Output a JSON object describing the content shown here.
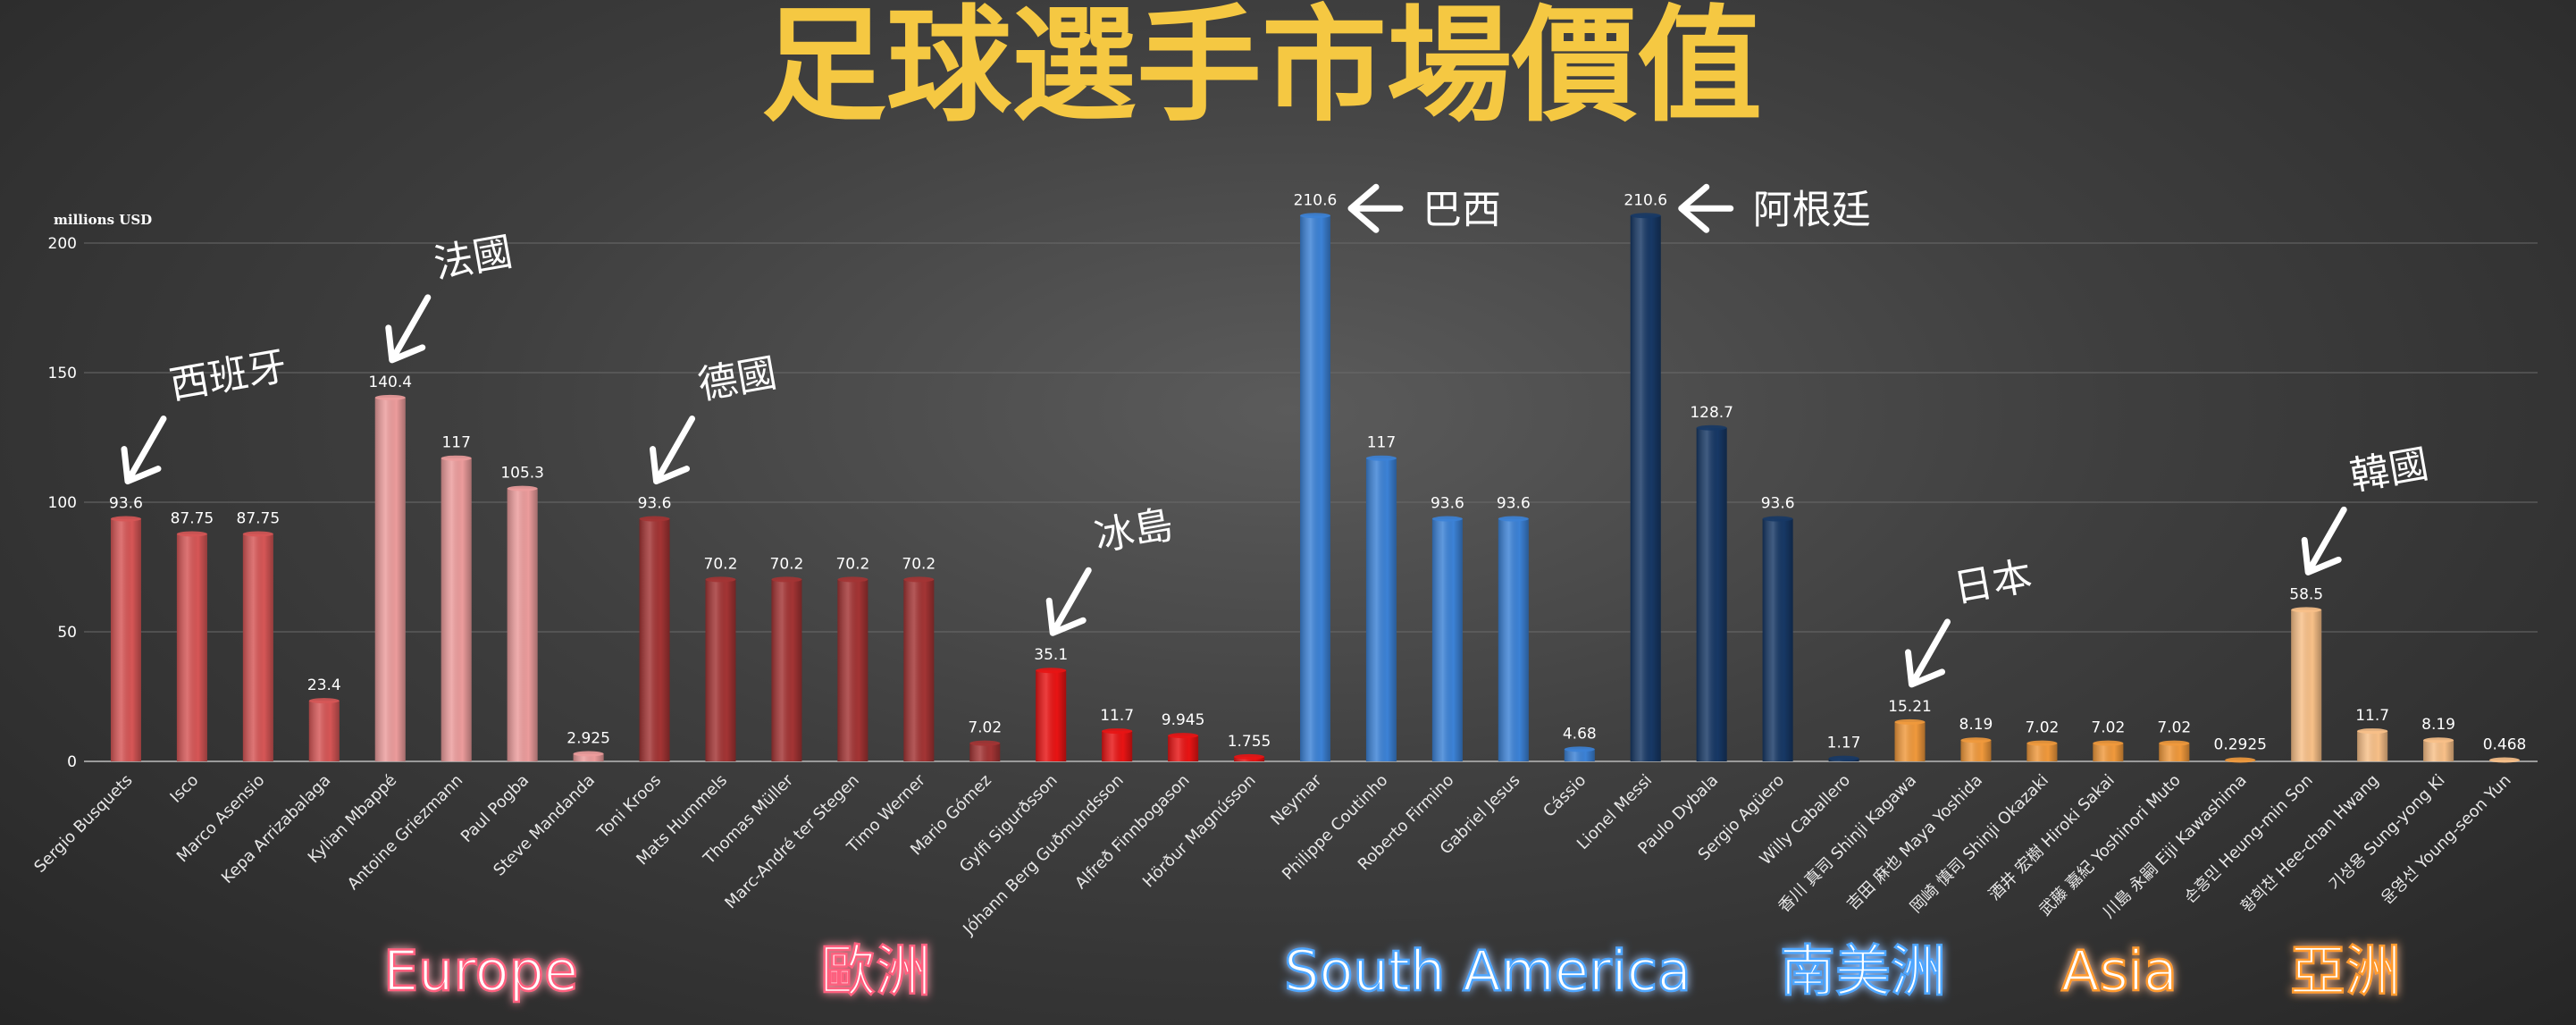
{
  "title": "足球選手市場價值",
  "chart_data": {
    "type": "bar",
    "title": "足球選手市場價值",
    "ylabel": "millions USD",
    "xlabel": "",
    "ylim": [
      0,
      200
    ],
    "yticks": [
      0,
      50,
      100,
      150,
      200
    ],
    "grid": true,
    "legend": "none",
    "categories": [
      "Sergio Busquets",
      "Isco",
      "Marco Asensio",
      "Kepa Arrizabalaga",
      "Kylian Mbappé",
      "Antoine Griezmann",
      "Paul Pogba",
      "Steve Mandanda",
      "Toni Kroos",
      "Mats Hummels",
      "Thomas Müller",
      "Marc-André ter Stegen",
      "Timo Werner",
      "Mario Gómez",
      "Gylfi Sigurðsson",
      "Jóhann Berg Guðmundsson",
      "Alfreð Finnbogason",
      "Hörður Magnússon",
      "Neymar",
      "Philippe Coutinho",
      "Roberto Firmino",
      "Gabriel Jesus",
      "Cássio",
      "Lionel Messi",
      "Paulo Dybala",
      "Sergio Agüero",
      "Willy Caballero",
      "香川 真司 Shinji Kagawa",
      "吉田 麻也 Maya Yoshida",
      "岡崎 慎司 Shinji Okazaki",
      "酒井 宏樹 Hiroki Sakai",
      "武藤 嘉紀 Yoshinori Muto",
      "川島 永嗣 Eiji Kawashima",
      "손흥민 Heung-min Son",
      "황희찬 Hee-chan Hwang",
      "기성용 Sung-yong Ki",
      "윤영선 Young-seon Yun"
    ],
    "values": [
      93.6,
      87.75,
      87.75,
      23.4,
      140.4,
      117,
      105.3,
      2.925,
      93.6,
      70.2,
      70.2,
      70.2,
      70.2,
      7.02,
      35.1,
      11.7,
      9.945,
      1.755,
      210.6,
      117,
      93.6,
      93.6,
      4.68,
      210.6,
      128.7,
      93.6,
      1.17,
      15.21,
      8.19,
      7.02,
      7.02,
      7.02,
      0.2925,
      58.5,
      11.7,
      8.19,
      0.468
    ],
    "value_labels": [
      "93.6",
      "87.75",
      "87.75",
      "23.4",
      "140.4",
      "117",
      "105.3",
      "2.925",
      "93.6",
      "70.2",
      "70.2",
      "70.2",
      "70.2",
      "7.02",
      "35.1",
      "11.7",
      "9.945",
      "1.755",
      "210.6",
      "117",
      "93.6",
      "93.6",
      "4.68",
      "210.6",
      "128.7",
      "93.6",
      "1.17",
      "15.21",
      "8.19",
      "7.02",
      "7.02",
      "7.02",
      "0.2925",
      "58.5",
      "11.7",
      "8.19",
      "0.468"
    ],
    "countries": [
      {
        "label": "西班牙",
        "color": "#d65656",
        "members": [
          0,
          1,
          2,
          3
        ]
      },
      {
        "label": "法國",
        "color": "#ec9c9c",
        "members": [
          4,
          5,
          6,
          7
        ]
      },
      {
        "label": "德國",
        "color": "#a33434",
        "members": [
          8,
          9,
          10,
          11,
          12,
          13
        ]
      },
      {
        "label": "冰島",
        "color": "#e81414",
        "members": [
          14,
          15,
          16,
          17
        ]
      },
      {
        "label": "巴西",
        "color": "#3c82d6",
        "members": [
          18,
          19,
          20,
          21,
          22
        ]
      },
      {
        "label": "阿根廷",
        "color": "#173865",
        "members": [
          23,
          24,
          25,
          26
        ]
      },
      {
        "label": "日本",
        "color": "#f0993c",
        "members": [
          27,
          28,
          29,
          30,
          31,
          32
        ]
      },
      {
        "label": "韓國",
        "color": "#f8c088",
        "members": [
          33,
          34,
          35,
          36
        ]
      }
    ],
    "regions": [
      {
        "label": "Europe",
        "color": "#ff5f7e"
      },
      {
        "label": "歐洲",
        "color": "#ff5f7e"
      },
      {
        "label": "South America",
        "color": "#4ea6ff"
      },
      {
        "label": "南美洲",
        "color": "#4ea6ff"
      },
      {
        "label": "Asia",
        "color": "#ff9a2e"
      },
      {
        "label": "亞洲",
        "color": "#ff9a2e"
      }
    ]
  }
}
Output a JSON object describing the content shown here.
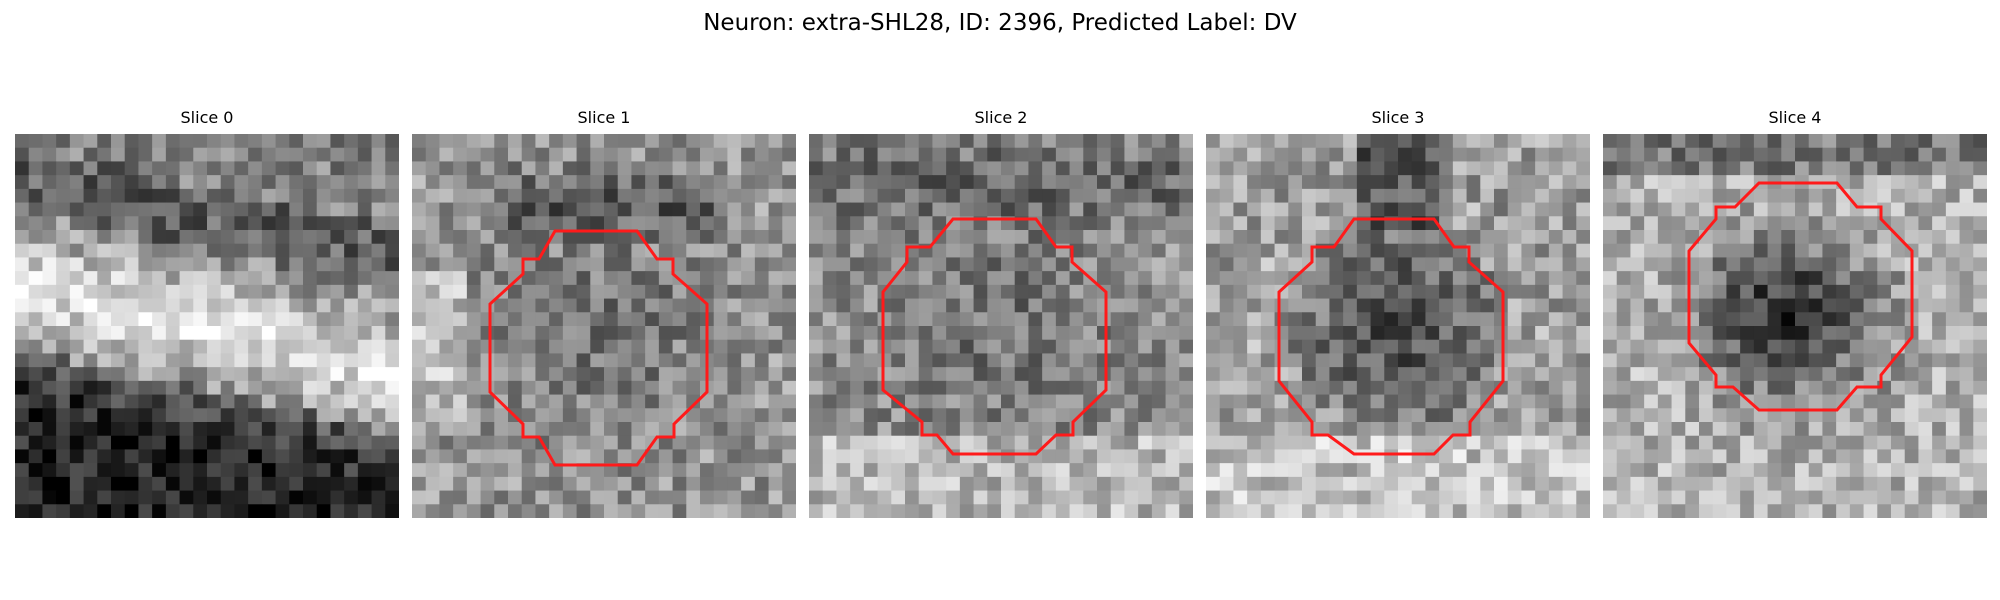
{
  "figure": {
    "title": "Neuron: extra-SHL28, ID: 2396, Predicted Label: DV"
  },
  "contour_color": "#ff1a1a",
  "panels": [
    {
      "title": "Slice 0",
      "has_contour": false,
      "seed": 11
    },
    {
      "title": "Slice 1",
      "has_contour": true,
      "seed": 23
    },
    {
      "title": "Slice 2",
      "has_contour": true,
      "seed": 37
    },
    {
      "title": "Slice 3",
      "has_contour": true,
      "seed": 51
    },
    {
      "title": "Slice 4",
      "has_contour": true,
      "seed": 67
    }
  ]
}
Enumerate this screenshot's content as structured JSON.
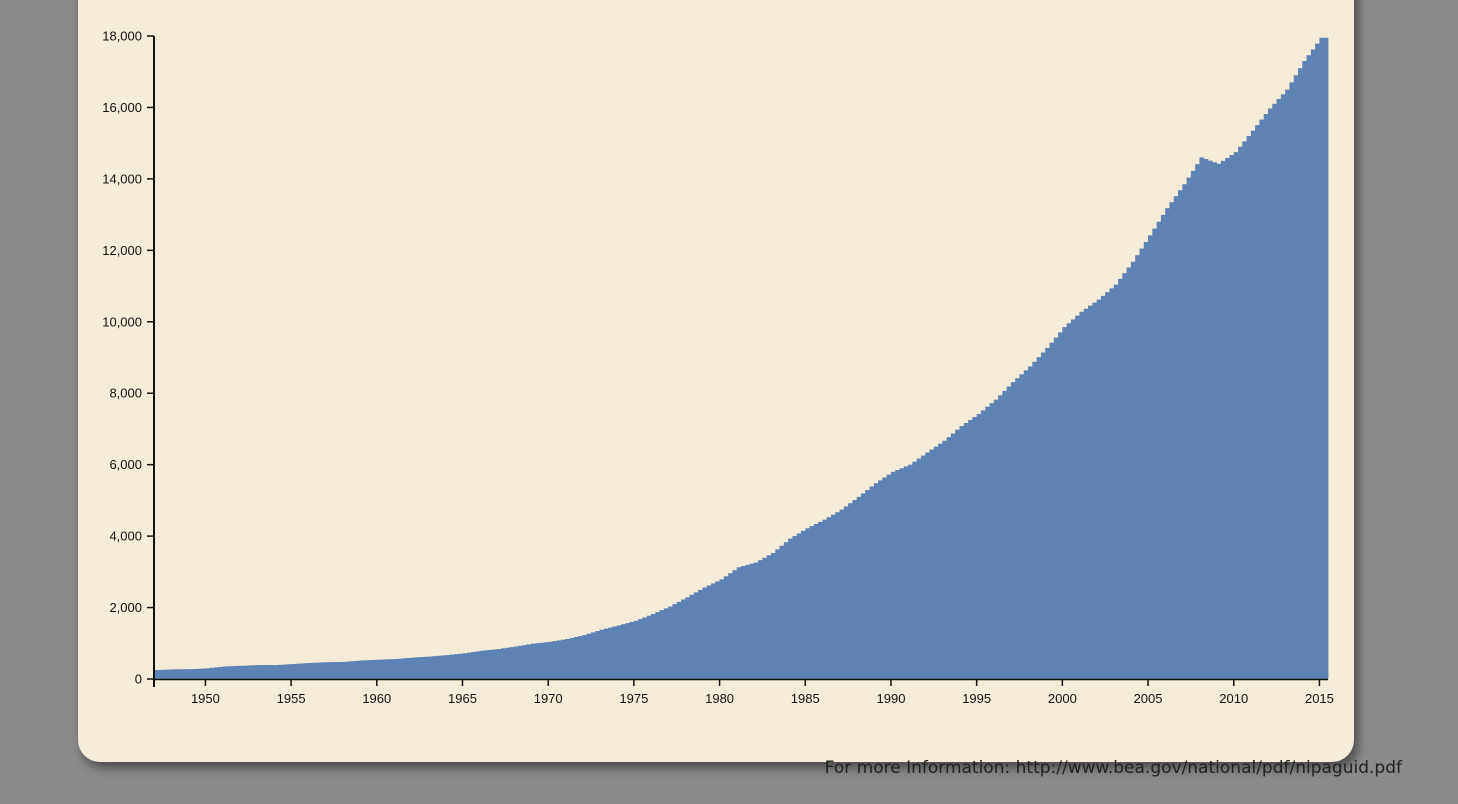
{
  "footer": {
    "prefix": "For more Information: ",
    "link": "http://www.bea.gov/national/pdf/nipaguid.pdf"
  },
  "chart_data": {
    "type": "bar",
    "title": "",
    "xlabel": "",
    "ylabel": "",
    "x_start_year": 1947,
    "x_end_year": 2015.5,
    "x_ticks": [
      "1950",
      "1955",
      "1960",
      "1965",
      "1970",
      "1975",
      "1980",
      "1985",
      "1990",
      "1995",
      "2000",
      "2005",
      "2010",
      "2015"
    ],
    "y_ticks": [
      "0",
      "2,000",
      "4,000",
      "6,000",
      "8,000",
      "10,000",
      "12,000",
      "14,000",
      "16,000",
      "18,000"
    ],
    "ylim": [
      0,
      18000
    ],
    "bar_color": "#5e82b3",
    "grid": false,
    "frequency": "quarterly",
    "annual_values": {
      "1947": 250,
      "1948": 270,
      "1949": 275,
      "1950": 300,
      "1951": 350,
      "1952": 370,
      "1953": 390,
      "1954": 390,
      "1955": 420,
      "1956": 450,
      "1957": 470,
      "1958": 480,
      "1959": 520,
      "1960": 540,
      "1961": 560,
      "1962": 600,
      "1963": 630,
      "1964": 670,
      "1965": 720,
      "1966": 790,
      "1967": 840,
      "1968": 910,
      "1969": 990,
      "1970": 1040,
      "1971": 1120,
      "1972": 1230,
      "1973": 1380,
      "1974": 1500,
      "1975": 1630,
      "1976": 1820,
      "1977": 2030,
      "1978": 2290,
      "1979": 2560,
      "1980": 2790,
      "1981": 3130,
      "1982": 3260,
      "1983": 3530,
      "1984": 3930,
      "1985": 4220,
      "1986": 4460,
      "1987": 4740,
      "1988": 5100,
      "1989": 5480,
      "1990": 5800,
      "1991": 6000,
      "1992": 6340,
      "1993": 6670,
      "1994": 7080,
      "1995": 7420,
      "1996": 7820,
      "1997": 8310,
      "1998": 8750,
      "1999": 9270,
      "2000": 9850,
      "2001": 10280,
      "2002": 10620,
      "2003": 11040,
      "2004": 11680,
      "2005": 12420,
      "2006": 13180,
      "2007": 13850,
      "2008": 14600,
      "2009": 14420,
      "2010": 14750,
      "2011": 15350,
      "2012": 15970,
      "2013": 16500,
      "2014": 17300,
      "2015": 17950
    }
  }
}
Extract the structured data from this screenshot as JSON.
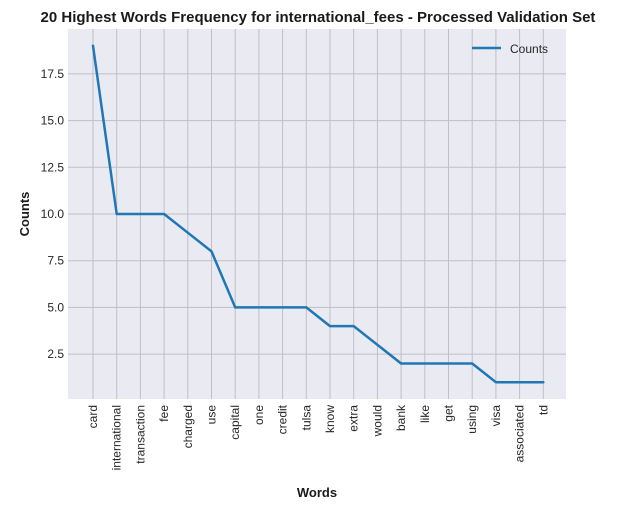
★ ★ ★ ★ ★ ★ ★
**Exercise:** Without the pictures, restate all the entries above exactly.

**Response below:**
Output a JSON object describing the content shown here.
{
  "title": "足球選手市場價值",
  "chart_data": {
    "type": "bar",
    "title": "足球選手市場價值",
    "ylabel": "millions USD",
    "xlabel": "",
    "ylim": [
      0,
      200
    ],
    "yticks": [
      0,
      50,
      100,
      150,
      200
    ],
    "grid": true,
    "legend": "none",
    "categories": [
      "Sergio Busquets",
      "Isco",
      "Marco Asensio",
      "Kepa Arrizabalaga",
      "Kylian Mbappé",
      "Antoine Griezmann",
      "Paul Pogba",
      "Steve Mandanda",
      "Toni Kroos",
      "Mats Hummels",
      "Thomas Müller",
      "Marc-André ter Stegen",
      "Timo Werner",
      "Mario Gómez",
      "Gylfi Sigurðsson",
      "Jóhann Berg Guðmundsson",
      "Alfreð Finnbogason",
      "Hörður Magnússon",
      "Neymar",
      "Philippe Coutinho",
      "Roberto Firmino",
      "Gabriel Jesus",
      "Cássio",
      "Lionel Messi",
      "Paulo Dybala",
      "Sergio Agüero",
      "Willy Caballero",
      "香川 真司 Shinji Kagawa",
      "吉田 麻也 Maya Yoshida",
      "岡崎 慎司 Shinji Okazaki",
      "酒井 宏樹 Hiroki Sakai",
      "武藤 嘉紀 Yoshinori Muto",
      "川島 永嗣 Eiji Kawashima",
      "손흥민 Heung-min Son",
      "황희찬 Hee-chan Hwang",
      "기성용 Sung-yong Ki",
      "윤영선 Young-seon Yun"
    ],
    "values": [
      93.6,
      87.75,
      87.75,
      23.4,
      140.4,
      117,
      105.3,
      2.925,
      93.6,
      70.2,
      70.2,
      70.2,
      70.2,
      7.02,
      35.1,
      11.7,
      9.945,
      1.755,
      210.6,
      117,
      93.6,
      93.6,
      4.68,
      210.6,
      128.7,
      93.6,
      1.17,
      15.21,
      8.19,
      7.02,
      7.02,
      7.02,
      0.2925,
      58.5,
      11.7,
      8.19,
      0.468
    ],
    "value_labels": [
      "93.6",
      "87.75",
      "87.75",
      "23.4",
      "140.4",
      "117",
      "105.3",
      "2.925",
      "93.6",
      "70.2",
      "70.2",
      "70.2",
      "70.2",
      "7.02",
      "35.1",
      "11.7",
      "9.945",
      "1.755",
      "210.6",
      "117",
      "93.6",
      "93.6",
      "4.68",
      "210.6",
      "128.7",
      "93.6",
      "1.17",
      "15.21",
      "8.19",
      "7.02",
      "7.02",
      "7.02",
      "0.2925",
      "58.5",
      "11.7",
      "8.19",
      "0.468"
    ],
    "countries": [
      {
        "label": "西班牙",
        "color": "#d65656",
        "members": [
          0,
          1,
          2,
          3
        ]
      },
      {
        "label": "法國",
        "color": "#ec9c9c",
        "members": [
          4,
          5,
          6,
          7
        ]
      },
      {
        "label": "德國",
        "color": "#a33434",
        "members": [
          8,
          9,
          10,
          11,
          12,
          13
        ]
      },
      {
        "label": "冰島",
        "color": "#e81414",
        "members": [
          14,
          15,
          16,
          17
        ]
      },
      {
        "label": "巴西",
        "color": "#3c82d6",
        "members": [
          18,
          19,
          20,
          21,
          22
        ]
      },
      {
        "label": "阿根廷",
        "color": "#173865",
        "members": [
          23,
          24,
          25,
          26
        ]
      },
      {
        "label": "日本",
        "color": "#f0993c",
        "members": [
          27,
          28,
          29,
          30,
          31,
          32
        ]
      },
      {
        "label": "韓國",
        "color": "#f8c088",
        "members": [
          33,
          34,
          35,
          36
        ]
      }
    ],
    "regions": [
      {
        "label": "Europe",
        "color": "#ff5f7e"
      },
      {
        "label": "歐洲",
        "color": "#ff5f7e"
      },
      {
        "label": "South America",
        "color": "#4ea6ff"
      },
      {
        "label": "南美洲",
        "color": "#4ea6ff"
      },
      {
        "label": "Asia",
        "color": "#ff9a2e"
      },
      {
        "label": "亞洲",
        "color": "#ff9a2e"
      }
    ]
  }
}
Output a JSON object describing the content shown here.
{
  "figure": {
    "title": "Neuron: extra-SHL28, ID: 2396, Predicted Label: DV"
  },
  "contour_color": "#ff1a1a",
  "panels": [
    {
      "title": "Slice 0",
      "has_contour": false,
      "seed": 11
    },
    {
      "title": "Slice 1",
      "has_contour": true,
      "seed": 23
    },
    {
      "title": "Slice 2",
      "has_contour": true,
      "seed": 37
    },
    {
      "title": "Slice 3",
      "has_contour": true,
      "seed": 51
    },
    {
      "title": "Slice 4",
      "has_contour": true,
      "seed": 67
    }
  ]
}
Enumerate this screenshot's content as structured JSON.
{
  "footer": {
    "prefix": "For more Information: ",
    "link": "http://www.bea.gov/national/pdf/nipaguid.pdf"
  },
  "chart_data": {
    "type": "bar",
    "title": "",
    "xlabel": "",
    "ylabel": "",
    "x_start_year": 1947,
    "x_end_year": 2015.5,
    "x_ticks": [
      "1950",
      "1955",
      "1960",
      "1965",
      "1970",
      "1975",
      "1980",
      "1985",
      "1990",
      "1995",
      "2000",
      "2005",
      "2010",
      "2015"
    ],
    "y_ticks": [
      "0",
      "2,000",
      "4,000",
      "6,000",
      "8,000",
      "10,000",
      "12,000",
      "14,000",
      "16,000",
      "18,000"
    ],
    "ylim": [
      0,
      18000
    ],
    "bar_color": "#5e82b3",
    "grid": false,
    "frequency": "quarterly",
    "annual_values": {
      "1947": 250,
      "1948": 270,
      "1949": 275,
      "1950": 300,
      "1951": 350,
      "1952": 370,
      "1953": 390,
      "1954": 390,
      "1955": 420,
      "1956": 450,
      "1957": 470,
      "1958": 480,
      "1959": 520,
      "1960": 540,
      "1961": 560,
      "1962": 600,
      "1963": 630,
      "1964": 670,
      "1965": 720,
      "1966": 790,
      "1967": 840,
      "1968": 910,
      "1969": 990,
      "1970": 1040,
      "1971": 1120,
      "1972": 1230,
      "1973": 1380,
      "1974": 1500,
      "1975": 1630,
      "1976": 1820,
      "1977": 2030,
      "1978": 2290,
      "1979": 2560,
      "1980": 2790,
      "1981": 3130,
      "1982": 3260,
      "1983": 3530,
      "1984": 3930,
      "1985": 4220,
      "1986": 4460,
      "1987": 4740,
      "1988": 5100,
      "1989": 5480,
      "1990": 5800,
      "1991": 6000,
      "1992": 6340,
      "1993": 6670,
      "1994": 7080,
      "1995": 7420,
      "1996": 7820,
      "1997": 8310,
      "1998": 8750,
      "1999": 9270,
      "2000": 9850,
      "2001": 10280,
      "2002": 10620,
      "2003": 11040,
      "2004": 11680,
      "2005": 12420,
      "2006": 13180,
      "2007": 13850,
      "2008": 14600,
      "2009": 14420,
      "2010": 14750,
      "2011": 15350,
      "2012": 15970,
      "2013": 16500,
      "2014": 17300,
      "2015": 17950
    }
  }
}
Extract the structured data from this screenshot as JSON.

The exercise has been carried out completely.